# [GIVEN REQUEST]
All of the material below is to be retyped exactly.

--- Begin SUPPLIED RECORDS ---

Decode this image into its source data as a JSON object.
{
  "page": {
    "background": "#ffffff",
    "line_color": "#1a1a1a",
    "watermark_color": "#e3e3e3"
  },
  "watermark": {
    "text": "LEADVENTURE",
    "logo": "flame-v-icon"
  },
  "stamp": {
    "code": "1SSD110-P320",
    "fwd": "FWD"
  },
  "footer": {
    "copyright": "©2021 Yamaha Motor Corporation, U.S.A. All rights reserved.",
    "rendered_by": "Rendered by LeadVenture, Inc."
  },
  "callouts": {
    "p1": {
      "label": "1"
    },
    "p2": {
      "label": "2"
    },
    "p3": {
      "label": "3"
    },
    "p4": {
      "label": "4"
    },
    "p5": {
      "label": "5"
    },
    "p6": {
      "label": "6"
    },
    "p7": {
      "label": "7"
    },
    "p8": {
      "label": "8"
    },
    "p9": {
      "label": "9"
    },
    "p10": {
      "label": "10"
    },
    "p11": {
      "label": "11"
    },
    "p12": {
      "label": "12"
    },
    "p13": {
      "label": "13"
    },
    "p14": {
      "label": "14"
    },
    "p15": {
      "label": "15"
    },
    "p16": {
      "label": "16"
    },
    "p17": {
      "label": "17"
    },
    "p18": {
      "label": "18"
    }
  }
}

--- End SUPPLIED RECORDS ---

# [WORKED SOLUTION]
Decode this image into its source data as a JSON object.
{
  "page": {
    "background": "#ffffff",
    "line_color": "#1a1a1a",
    "watermark_color": "#e3e3e3"
  },
  "watermark": {
    "text": "LEADVENTURE",
    "logo": "flame-v-icon"
  },
  "stamp": {
    "code": "1SSD110-P320",
    "fwd": "FWD"
  },
  "footer": {
    "copyright": "©2021 Yamaha Motor Corporation, U.S.A. All rights reserved.",
    "rendered_by": "Rendered by LeadVenture, Inc."
  },
  "callouts": {
    "p1": {
      "label": "1"
    },
    "p2": {
      "label": "2"
    },
    "p3": {
      "label": "3"
    },
    "p4": {
      "label": "4"
    },
    "p5": {
      "label": "5"
    },
    "p6": {
      "label": "6"
    },
    "p7": {
      "label": "7"
    },
    "p8": {
      "label": "8"
    },
    "p9": {
      "label": "9"
    },
    "p10": {
      "label": "10"
    },
    "p11": {
      "label": "11"
    },
    "p12": {
      "label": "12"
    },
    "p13": {
      "label": "13"
    },
    "p14": {
      "label": "14"
    },
    "p15": {
      "label": "15"
    },
    "p16": {
      "label": "16"
    },
    "p17": {
      "label": "17"
    },
    "p18": {
      "label": "18"
    }
  }
}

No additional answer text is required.